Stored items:
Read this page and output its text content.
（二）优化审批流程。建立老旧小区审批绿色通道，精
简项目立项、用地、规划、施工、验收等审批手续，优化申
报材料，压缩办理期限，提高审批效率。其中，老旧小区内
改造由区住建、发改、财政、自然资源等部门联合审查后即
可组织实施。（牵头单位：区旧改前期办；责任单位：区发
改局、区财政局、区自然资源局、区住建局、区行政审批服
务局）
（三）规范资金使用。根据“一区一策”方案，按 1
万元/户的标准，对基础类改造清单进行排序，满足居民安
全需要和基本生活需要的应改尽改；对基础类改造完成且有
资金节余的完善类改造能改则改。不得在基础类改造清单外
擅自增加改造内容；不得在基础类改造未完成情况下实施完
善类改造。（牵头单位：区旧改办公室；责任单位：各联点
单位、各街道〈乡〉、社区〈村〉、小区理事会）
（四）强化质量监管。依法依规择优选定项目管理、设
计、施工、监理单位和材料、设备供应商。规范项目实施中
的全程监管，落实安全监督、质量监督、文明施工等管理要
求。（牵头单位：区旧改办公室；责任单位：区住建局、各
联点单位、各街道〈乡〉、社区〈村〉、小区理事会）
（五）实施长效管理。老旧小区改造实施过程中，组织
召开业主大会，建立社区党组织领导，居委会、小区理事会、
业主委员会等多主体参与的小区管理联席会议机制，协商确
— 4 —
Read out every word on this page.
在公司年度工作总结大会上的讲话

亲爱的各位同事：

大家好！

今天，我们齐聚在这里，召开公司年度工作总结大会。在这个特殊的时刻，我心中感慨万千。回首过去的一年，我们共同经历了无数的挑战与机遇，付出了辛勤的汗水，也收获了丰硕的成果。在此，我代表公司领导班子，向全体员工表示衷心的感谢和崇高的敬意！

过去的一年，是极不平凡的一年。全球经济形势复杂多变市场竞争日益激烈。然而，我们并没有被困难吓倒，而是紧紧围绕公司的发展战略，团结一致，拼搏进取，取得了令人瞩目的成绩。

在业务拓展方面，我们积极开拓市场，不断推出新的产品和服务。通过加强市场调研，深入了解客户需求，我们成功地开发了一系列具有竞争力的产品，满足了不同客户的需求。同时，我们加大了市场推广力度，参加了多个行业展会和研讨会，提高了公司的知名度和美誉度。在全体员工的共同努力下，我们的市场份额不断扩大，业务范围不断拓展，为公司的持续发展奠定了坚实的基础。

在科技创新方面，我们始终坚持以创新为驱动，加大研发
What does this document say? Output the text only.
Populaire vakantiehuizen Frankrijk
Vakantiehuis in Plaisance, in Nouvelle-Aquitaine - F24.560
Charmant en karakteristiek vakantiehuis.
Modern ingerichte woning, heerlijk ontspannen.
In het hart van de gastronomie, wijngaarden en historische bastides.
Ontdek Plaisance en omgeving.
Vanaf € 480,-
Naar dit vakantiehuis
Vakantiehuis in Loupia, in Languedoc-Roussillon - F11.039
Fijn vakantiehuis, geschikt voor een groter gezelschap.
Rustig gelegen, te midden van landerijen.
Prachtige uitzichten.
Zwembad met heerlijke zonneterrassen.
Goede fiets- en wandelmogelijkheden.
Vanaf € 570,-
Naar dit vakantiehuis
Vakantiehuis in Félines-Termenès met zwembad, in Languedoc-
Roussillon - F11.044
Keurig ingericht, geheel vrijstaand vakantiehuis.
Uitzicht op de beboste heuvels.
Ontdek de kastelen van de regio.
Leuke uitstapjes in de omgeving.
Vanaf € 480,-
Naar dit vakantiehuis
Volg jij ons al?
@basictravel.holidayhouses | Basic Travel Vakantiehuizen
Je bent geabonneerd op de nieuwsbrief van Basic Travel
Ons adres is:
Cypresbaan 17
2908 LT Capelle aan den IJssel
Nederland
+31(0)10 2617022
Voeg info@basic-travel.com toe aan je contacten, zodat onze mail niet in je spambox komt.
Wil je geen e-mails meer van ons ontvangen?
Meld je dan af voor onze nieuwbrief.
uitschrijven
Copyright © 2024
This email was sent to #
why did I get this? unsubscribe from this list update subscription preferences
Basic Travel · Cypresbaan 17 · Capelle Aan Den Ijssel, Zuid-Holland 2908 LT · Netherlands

» REQUIRED WORK: Write every record out again, unaltered.

» FINISHED ANSWER:
Read this page and output its text content.
（二）优化审批流程。建立老旧小区审批绿色通道，精
简项目立项、用地、规划、施工、验收等审批手续，优化申
报材料，压缩办理期限，提高审批效率。其中，老旧小区内
改造由区住建、发改、财政、自然资源等部门联合审查后即
可组织实施。（牵头单位：区旧改前期办；责任单位：区发
改局、区财政局、区自然资源局、区住建局、区行政审批服
务局）
（三）规范资金使用。根据“一区一策”方案，按 1
万元/户的标准，对基础类改造清单进行排序，满足居民安
全需要和基本生活需要的应改尽改；对基础类改造完成且有
资金节余的完善类改造能改则改。不得在基础类改造清单外
擅自增加改造内容；不得在基础类改造未完成情况下实施完
善类改造。（牵头单位：区旧改办公室；责任单位：各联点
单位、各街道〈乡〉、社区〈村〉、小区理事会）
（四）强化质量监管。依法依规择优选定项目管理、设
计、施工、监理单位和材料、设备供应商。规范项目实施中
的全程监管，落实安全监督、质量监督、文明施工等管理要
求。（牵头单位：区旧改办公室；责任单位：区住建局、各
联点单位、各街道〈乡〉、社区〈村〉、小区理事会）
（五）实施长效管理。老旧小区改造实施过程中，组织
召开业主大会，建立社区党组织领导，居委会、小区理事会、
业主委员会等多主体参与的小区管理联席会议机制，协商确
— 4 —
Read out every word on this page.
在公司年度工作总结大会上的讲话

亲爱的各位同事：

大家好！

今天，我们齐聚在这里，召开公司年度工作总结大会。在这个特殊的时刻，我心中感慨万千。回首过去的一年，我们共同经历了无数的挑战与机遇，付出了辛勤的汗水，也收获了丰硕的成果。在此，我代表公司领导班子，向全体员工表示衷心的感谢和崇高的敬意！

过去的一年，是极不平凡的一年。全球经济形势复杂多变市场竞争日益激烈。然而，我们并没有被困难吓倒，而是紧紧围绕公司的发展战略，团结一致，拼搏进取，取得了令人瞩目的成绩。

在业务拓展方面，我们积极开拓市场，不断推出新的产品和服务。通过加强市场调研，深入了解客户需求，我们成功地开发了一系列具有竞争力的产品，满足了不同客户的需求。同时，我们加大了市场推广力度，参加了多个行业展会和研讨会，提高了公司的知名度和美誉度。在全体员工的共同努力下，我们的市场份额不断扩大，业务范围不断拓展，为公司的持续发展奠定了坚实的基础。

在科技创新方面，我们始终坚持以创新为驱动，加大研发
What does this document say? Output the text only.
Populaire vakantiehuizen Frankrijk
Vakantiehuis in Plaisance, in Nouvelle-Aquitaine - F24.560
Charmant en karakteristiek vakantiehuis.
Modern ingerichte woning, heerlijk ontspannen.
In het hart van de gastronomie, wijngaarden en historische bastides.
Ontdek Plaisance en omgeving.
Vanaf € 480,-
Naar dit vakantiehuis
Vakantiehuis in Loupia, in Languedoc-Roussillon - F11.039
Fijn vakantiehuis, geschikt voor een groter gezelschap.
Rustig gelegen, te midden van landerijen.
Prachtige uitzichten.
Zwembad met heerlijke zonneterrassen.
Goede fiets- en wandelmogelijkheden.
Vanaf € 570,-
Naar dit vakantiehuis
Vakantiehuis in Félines-Termenès met zwembad, in Languedoc-
Roussillon - F11.044
Keurig ingericht, geheel vrijstaand vakantiehuis.
Uitzicht op de beboste heuvels.
Ontdek de kastelen van de regio.
Leuke uitstapjes in de omgeving.
Vanaf € 480,-
Naar dit vakantiehuis
Volg jij ons al?
@basictravel.holidayhouses | Basic Travel Vakantiehuizen
Je bent geabonneerd op de nieuwsbrief van Basic Travel
Ons adres is:
Cypresbaan 17
2908 LT Capelle aan den IJssel
Nederland
+31(0)10 2617022
Voeg info@basic-travel.com toe aan je contacten, zodat onze mail niet in je spambox komt.
Wil je geen e-mails meer van ons ontvangen?
Meld je dan af voor onze nieuwbrief.
uitschrijven
Copyright © 2024
This email was sent to #
why did I get this? unsubscribe from this list update subscription preferences
Basic Travel · Cypresbaan 17 · Capelle Aan Den Ijssel, Zuid-Holland 2908 LT · Netherlands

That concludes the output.